**WRITTEN PROBLEM**
Show all lines from the listing below that contain "square".

↓↓↓

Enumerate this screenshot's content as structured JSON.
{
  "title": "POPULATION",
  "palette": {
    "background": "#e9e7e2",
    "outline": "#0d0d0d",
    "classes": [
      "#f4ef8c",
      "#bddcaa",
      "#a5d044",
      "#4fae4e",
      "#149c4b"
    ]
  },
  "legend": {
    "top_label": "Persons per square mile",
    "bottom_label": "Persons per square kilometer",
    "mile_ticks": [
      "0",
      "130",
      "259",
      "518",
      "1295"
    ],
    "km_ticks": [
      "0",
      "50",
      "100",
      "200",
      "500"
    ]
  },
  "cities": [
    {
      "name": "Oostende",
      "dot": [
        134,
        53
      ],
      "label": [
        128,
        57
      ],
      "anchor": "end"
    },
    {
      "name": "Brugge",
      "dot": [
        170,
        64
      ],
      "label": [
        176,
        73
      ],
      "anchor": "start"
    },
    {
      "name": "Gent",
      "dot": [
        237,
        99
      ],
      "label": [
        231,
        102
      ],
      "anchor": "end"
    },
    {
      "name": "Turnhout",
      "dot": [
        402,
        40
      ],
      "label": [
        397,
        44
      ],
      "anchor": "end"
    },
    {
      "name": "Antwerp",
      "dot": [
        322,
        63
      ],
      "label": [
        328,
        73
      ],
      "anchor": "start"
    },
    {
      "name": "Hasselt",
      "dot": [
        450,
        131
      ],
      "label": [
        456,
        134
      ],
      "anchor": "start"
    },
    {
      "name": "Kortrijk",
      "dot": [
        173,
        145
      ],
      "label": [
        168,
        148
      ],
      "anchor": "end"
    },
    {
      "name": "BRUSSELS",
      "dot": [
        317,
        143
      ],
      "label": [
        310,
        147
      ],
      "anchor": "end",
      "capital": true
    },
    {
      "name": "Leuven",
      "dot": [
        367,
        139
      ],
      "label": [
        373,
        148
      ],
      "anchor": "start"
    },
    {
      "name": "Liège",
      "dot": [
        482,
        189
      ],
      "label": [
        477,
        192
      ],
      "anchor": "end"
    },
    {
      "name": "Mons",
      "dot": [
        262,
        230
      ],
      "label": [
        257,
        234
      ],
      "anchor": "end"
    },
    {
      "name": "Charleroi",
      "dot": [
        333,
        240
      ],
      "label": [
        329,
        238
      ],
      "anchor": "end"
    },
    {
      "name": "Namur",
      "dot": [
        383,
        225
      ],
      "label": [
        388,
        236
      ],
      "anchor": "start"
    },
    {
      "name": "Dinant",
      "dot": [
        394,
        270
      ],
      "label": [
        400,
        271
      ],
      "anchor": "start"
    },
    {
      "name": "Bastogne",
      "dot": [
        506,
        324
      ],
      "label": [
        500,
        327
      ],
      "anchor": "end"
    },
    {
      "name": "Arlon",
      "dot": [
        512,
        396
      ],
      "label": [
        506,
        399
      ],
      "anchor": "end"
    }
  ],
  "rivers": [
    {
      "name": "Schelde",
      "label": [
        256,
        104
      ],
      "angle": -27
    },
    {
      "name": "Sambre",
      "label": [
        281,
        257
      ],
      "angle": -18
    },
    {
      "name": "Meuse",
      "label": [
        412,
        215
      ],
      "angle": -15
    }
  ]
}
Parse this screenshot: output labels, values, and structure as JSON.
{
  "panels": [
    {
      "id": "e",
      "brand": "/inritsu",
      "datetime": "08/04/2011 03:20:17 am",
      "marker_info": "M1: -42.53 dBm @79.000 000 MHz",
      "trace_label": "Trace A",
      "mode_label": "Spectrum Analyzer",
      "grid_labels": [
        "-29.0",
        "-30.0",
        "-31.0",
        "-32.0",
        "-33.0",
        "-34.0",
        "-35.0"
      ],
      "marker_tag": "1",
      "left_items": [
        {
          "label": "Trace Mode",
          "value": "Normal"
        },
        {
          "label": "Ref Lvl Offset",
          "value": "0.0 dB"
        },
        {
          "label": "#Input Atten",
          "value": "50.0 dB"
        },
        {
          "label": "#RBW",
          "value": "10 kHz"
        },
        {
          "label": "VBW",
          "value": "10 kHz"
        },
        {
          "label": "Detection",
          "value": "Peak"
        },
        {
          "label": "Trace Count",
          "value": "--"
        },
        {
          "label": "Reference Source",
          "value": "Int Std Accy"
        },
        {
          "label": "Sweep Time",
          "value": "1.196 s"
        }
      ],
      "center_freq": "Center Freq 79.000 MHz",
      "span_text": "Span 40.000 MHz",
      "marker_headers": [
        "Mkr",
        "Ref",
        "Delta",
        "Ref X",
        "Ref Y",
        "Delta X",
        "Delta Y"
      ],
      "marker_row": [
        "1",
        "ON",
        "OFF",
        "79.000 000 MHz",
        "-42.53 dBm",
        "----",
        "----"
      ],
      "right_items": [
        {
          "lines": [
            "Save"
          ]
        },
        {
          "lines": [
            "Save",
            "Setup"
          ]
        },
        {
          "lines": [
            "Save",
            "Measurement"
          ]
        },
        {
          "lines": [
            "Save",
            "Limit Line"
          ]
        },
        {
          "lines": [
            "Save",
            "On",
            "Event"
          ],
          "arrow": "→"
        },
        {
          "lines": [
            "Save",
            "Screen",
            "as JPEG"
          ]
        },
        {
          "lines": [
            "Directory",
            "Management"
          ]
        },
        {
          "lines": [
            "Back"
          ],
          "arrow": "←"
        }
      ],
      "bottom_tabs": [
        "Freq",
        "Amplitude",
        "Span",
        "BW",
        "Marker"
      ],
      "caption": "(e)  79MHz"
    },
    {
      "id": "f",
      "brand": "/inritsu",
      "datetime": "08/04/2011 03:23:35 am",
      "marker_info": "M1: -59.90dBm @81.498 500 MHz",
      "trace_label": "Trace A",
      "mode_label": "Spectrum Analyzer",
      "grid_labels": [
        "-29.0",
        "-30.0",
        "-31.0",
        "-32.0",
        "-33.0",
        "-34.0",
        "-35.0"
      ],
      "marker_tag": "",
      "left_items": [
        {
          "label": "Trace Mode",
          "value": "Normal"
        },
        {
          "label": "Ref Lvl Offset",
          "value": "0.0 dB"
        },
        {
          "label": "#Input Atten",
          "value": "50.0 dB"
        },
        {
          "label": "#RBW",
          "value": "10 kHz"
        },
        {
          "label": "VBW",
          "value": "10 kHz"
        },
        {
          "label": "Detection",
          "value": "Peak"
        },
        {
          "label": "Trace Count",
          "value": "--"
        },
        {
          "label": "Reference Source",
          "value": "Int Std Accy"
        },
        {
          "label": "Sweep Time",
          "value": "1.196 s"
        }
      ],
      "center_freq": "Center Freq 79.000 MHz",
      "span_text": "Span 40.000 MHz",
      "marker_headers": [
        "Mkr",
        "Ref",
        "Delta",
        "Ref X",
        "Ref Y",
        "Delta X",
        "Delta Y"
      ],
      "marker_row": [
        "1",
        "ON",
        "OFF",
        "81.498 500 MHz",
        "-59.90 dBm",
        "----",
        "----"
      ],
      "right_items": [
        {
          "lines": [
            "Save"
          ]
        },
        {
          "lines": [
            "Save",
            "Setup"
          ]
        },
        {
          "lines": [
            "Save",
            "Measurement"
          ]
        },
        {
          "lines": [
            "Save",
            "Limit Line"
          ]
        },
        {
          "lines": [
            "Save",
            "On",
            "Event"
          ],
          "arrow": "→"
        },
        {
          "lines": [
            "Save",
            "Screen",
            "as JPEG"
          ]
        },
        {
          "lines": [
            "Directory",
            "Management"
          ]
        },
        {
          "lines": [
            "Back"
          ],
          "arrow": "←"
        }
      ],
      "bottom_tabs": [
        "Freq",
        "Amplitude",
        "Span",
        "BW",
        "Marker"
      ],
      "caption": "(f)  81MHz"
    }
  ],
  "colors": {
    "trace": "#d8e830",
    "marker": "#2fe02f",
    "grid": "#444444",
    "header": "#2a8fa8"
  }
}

↑↑↑

**FINISHED TASK**
    "top_label": "Persons per square mile",
    "bottom_label": "Persons per square kilometer",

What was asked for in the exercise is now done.